**Stated problem 1:** In the overview of Heroes of Might and Magic, what bonus does the Sorceress army type receive?
**Stated problem 2:** Name every army type that the Heroes of Might and Magic overview says a player can belong to.
**Stated problem 3:** Carry the Heroes of Might and Magic overview forward from its final sentence.

**Article:**
"""

So Heroes of Might and Magic is finally (re-)out! If you’ve never played it, this is a fantastic one to have around.read more Heroes of Might and Magic is a turn-based strategy series that casts you in the role of an unseen leader commanding a number of Heroes that, in turn, command large armies of soldiers and monsters. The game generally begins with your first town and Hero in front of you. You’ll belong to one of the four army types: either Knight (humans, bonus to morale), Barbarian (orcs, goblins and trolls, immune to terrain penalties), Sorceress (fairies and elves, bonus movement at sea) and Warlock (monsters, large sight range in the Fog of War). Your objective (in this game, always) is to defeat all the other players. Do this by capturing enemy cities. If you can defeat all their Heroes on top of that, or keep them from claiming a city for a week, that player is eliminated. Eliminate all the players to win!
Of course, like in most games, that’s easier said than done. Your armies start in your cities, which can be upgraded once per turn, or “Day”. The first upgrade (usually already completed in your first town) is the Castle, after which you can progress through the options in whatever order suits your strategy best. You might want to start by building up creature structures that will attract troops to your city (both immediately and at the end of every week). Or, you might want to build up your Mage Tower to gain access to spells, though make sure to buy a spell book if your Hero is not a spellcaster by nature!
From your town you’ll want to hire creatures and new heroes to move about the world, capturing resources like Gem Mines. Common resources, like wood and stone, are needed almost immediately, but the rarer types will be needed if you ever way to build some of the game’s strongest creatures and spells. You’ll occasionally find a gold mine out in the wilds, but mostly your income comes from finding other towns and building them up like you did your capital, each fuelling your war machine.

"""

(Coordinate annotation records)
"""

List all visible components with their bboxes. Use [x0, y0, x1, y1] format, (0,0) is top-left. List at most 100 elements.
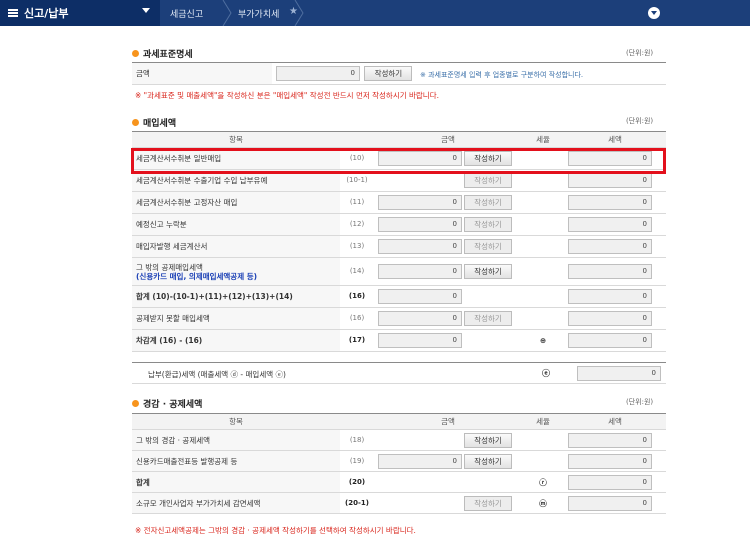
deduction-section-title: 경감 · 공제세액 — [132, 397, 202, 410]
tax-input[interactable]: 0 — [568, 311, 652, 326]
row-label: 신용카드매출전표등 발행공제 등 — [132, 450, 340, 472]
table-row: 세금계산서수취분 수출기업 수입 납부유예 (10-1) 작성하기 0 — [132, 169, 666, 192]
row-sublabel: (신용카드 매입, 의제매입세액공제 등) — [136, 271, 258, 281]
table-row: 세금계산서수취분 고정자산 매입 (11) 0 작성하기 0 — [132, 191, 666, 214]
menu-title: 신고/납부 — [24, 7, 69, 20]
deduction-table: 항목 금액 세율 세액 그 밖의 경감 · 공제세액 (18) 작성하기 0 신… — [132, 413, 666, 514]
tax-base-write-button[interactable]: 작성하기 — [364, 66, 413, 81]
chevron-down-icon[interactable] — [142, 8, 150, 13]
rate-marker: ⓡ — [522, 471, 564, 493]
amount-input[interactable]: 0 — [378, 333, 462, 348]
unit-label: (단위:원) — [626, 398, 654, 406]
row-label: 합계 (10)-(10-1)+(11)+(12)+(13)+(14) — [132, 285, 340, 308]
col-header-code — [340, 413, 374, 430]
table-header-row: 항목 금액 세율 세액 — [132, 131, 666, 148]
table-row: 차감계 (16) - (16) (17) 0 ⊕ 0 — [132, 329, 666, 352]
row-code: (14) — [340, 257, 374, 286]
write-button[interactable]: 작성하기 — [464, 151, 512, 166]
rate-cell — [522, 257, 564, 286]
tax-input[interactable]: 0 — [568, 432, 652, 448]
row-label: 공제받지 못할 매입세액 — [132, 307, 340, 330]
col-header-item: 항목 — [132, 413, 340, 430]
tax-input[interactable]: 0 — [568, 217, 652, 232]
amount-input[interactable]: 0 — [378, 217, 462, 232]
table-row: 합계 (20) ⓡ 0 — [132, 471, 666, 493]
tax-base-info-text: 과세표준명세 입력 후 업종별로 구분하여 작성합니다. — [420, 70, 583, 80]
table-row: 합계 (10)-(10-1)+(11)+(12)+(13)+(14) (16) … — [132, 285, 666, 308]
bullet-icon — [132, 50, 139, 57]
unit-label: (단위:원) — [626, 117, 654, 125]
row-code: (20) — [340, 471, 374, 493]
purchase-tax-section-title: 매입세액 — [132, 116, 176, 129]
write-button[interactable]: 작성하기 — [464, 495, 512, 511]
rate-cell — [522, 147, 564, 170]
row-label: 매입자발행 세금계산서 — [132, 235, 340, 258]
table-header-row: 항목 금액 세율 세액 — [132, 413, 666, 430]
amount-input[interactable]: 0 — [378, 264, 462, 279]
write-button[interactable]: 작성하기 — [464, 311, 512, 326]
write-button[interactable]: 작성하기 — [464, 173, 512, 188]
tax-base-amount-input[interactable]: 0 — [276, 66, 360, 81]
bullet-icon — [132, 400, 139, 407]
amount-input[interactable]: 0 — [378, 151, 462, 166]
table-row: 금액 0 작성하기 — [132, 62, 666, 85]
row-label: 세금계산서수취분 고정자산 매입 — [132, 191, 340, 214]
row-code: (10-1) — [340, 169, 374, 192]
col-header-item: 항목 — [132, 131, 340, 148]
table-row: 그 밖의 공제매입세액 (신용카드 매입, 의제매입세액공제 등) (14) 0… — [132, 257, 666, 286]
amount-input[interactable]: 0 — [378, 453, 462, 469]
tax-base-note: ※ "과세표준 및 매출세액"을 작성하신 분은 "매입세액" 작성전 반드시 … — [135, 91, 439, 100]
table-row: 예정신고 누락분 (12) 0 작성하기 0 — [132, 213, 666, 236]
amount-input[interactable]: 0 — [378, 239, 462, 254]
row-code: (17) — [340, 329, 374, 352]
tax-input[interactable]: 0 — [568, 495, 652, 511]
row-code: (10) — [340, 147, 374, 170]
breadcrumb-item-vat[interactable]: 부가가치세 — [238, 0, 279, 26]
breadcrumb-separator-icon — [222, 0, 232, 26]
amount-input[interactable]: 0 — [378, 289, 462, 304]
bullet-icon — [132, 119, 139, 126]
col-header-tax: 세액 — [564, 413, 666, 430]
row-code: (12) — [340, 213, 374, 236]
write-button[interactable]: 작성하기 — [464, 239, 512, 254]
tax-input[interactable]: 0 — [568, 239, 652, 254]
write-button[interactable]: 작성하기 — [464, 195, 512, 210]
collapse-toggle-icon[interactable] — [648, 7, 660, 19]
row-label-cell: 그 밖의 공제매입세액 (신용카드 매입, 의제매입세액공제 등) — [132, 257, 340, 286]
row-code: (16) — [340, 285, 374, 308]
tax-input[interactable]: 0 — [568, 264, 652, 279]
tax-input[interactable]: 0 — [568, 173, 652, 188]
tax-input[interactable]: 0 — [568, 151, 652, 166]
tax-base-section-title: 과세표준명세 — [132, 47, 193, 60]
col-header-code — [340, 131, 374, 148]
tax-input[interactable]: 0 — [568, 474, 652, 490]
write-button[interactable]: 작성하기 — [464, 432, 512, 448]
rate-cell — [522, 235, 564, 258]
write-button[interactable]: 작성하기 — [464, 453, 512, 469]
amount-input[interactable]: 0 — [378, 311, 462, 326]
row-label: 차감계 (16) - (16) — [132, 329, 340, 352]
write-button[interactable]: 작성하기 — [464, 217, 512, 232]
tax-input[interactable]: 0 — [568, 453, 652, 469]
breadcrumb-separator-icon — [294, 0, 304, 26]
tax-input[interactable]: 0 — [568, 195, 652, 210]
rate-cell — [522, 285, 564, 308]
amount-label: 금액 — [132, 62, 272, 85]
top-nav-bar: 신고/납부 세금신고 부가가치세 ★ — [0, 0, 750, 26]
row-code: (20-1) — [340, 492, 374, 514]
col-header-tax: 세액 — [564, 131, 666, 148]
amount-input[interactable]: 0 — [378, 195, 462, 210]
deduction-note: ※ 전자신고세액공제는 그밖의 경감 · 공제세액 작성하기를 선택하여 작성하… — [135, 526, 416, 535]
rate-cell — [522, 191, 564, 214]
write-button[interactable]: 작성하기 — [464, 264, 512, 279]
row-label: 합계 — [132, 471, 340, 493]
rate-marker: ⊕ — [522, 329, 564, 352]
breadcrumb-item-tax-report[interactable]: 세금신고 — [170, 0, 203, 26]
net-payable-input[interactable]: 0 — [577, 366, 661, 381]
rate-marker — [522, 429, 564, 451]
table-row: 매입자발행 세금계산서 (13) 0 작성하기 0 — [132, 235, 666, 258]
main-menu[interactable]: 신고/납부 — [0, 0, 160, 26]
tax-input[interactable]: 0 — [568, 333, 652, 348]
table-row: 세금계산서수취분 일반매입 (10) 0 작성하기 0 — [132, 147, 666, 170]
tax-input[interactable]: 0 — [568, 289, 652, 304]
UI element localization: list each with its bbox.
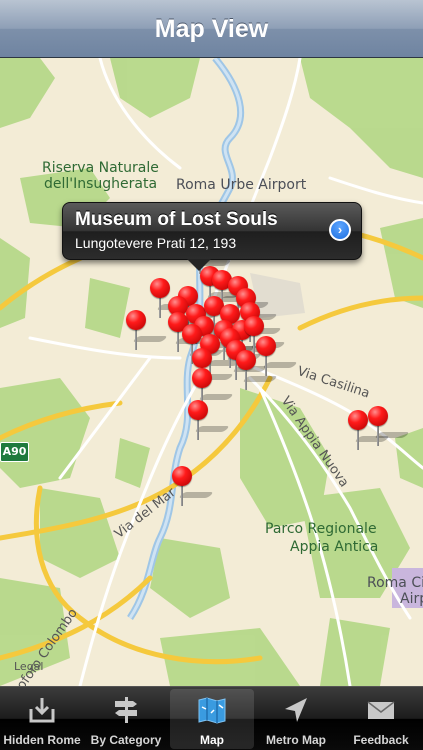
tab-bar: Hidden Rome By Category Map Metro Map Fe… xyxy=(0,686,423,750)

"""

**Written answer 1:** Bonus movement at sea.

**Written answer 2:** Knight, Barbarian, Sorceress, Warlock

**Written answer 3:**
Along the way you’ll find a mess of wild creatures that will try to stop you. Sometimes, if your army is of the same type or is particularly strong, these enemies might scatter, or offer their services to you (sometimes for exorbitant prices), but most of the time you’ll have to fight them to reach the treasure or roads they’re guarding. This will plunge you into the game’s King’s Bounty-inspired combat system, where both sides will manoeuvre in side video along an invisible hex grid. In combat you’ll want to protect your archers, who are almost useless at close range, while outmanoeuvring your opponent on the random terrain. If things get too hot you can run away or surrender if in a fight with an opposing player, but be aware that the former will cost you your army and the latter a hefty bounty. Outright losing, however, is worse, as your experienced Hero will refuse to work with you for a significant period of time, but will gladly offer their services to your opponents!
As you progress you’ll find a world of artefacts to seize, dwellings from which to hire conscripts, seaside towns from which to build ships and, eventually, the enemy towns, where, if there is a castle in place, you will have to lay siege in a complicated battle in favour of your opponent, where they gain bonus weapons and you have to wait with your foot soldiers until a random catapult blows down the walls. Once you win, the city is yours, and you’ll be able to take advantage of the enemy soldiers in your own armies. Feel free to mix and match, but be aware that mixing troops from various army types (not the background in their icon) will result in a morale drop that could hurt you. Victory will require a mix of tactics, experience points and good old fashioned throwing money at it, but in the end you’ll hopefully topple the enemy cities, perhaps follow the mysterious obelisks about the map to the Ultimate Artifact, and win the game!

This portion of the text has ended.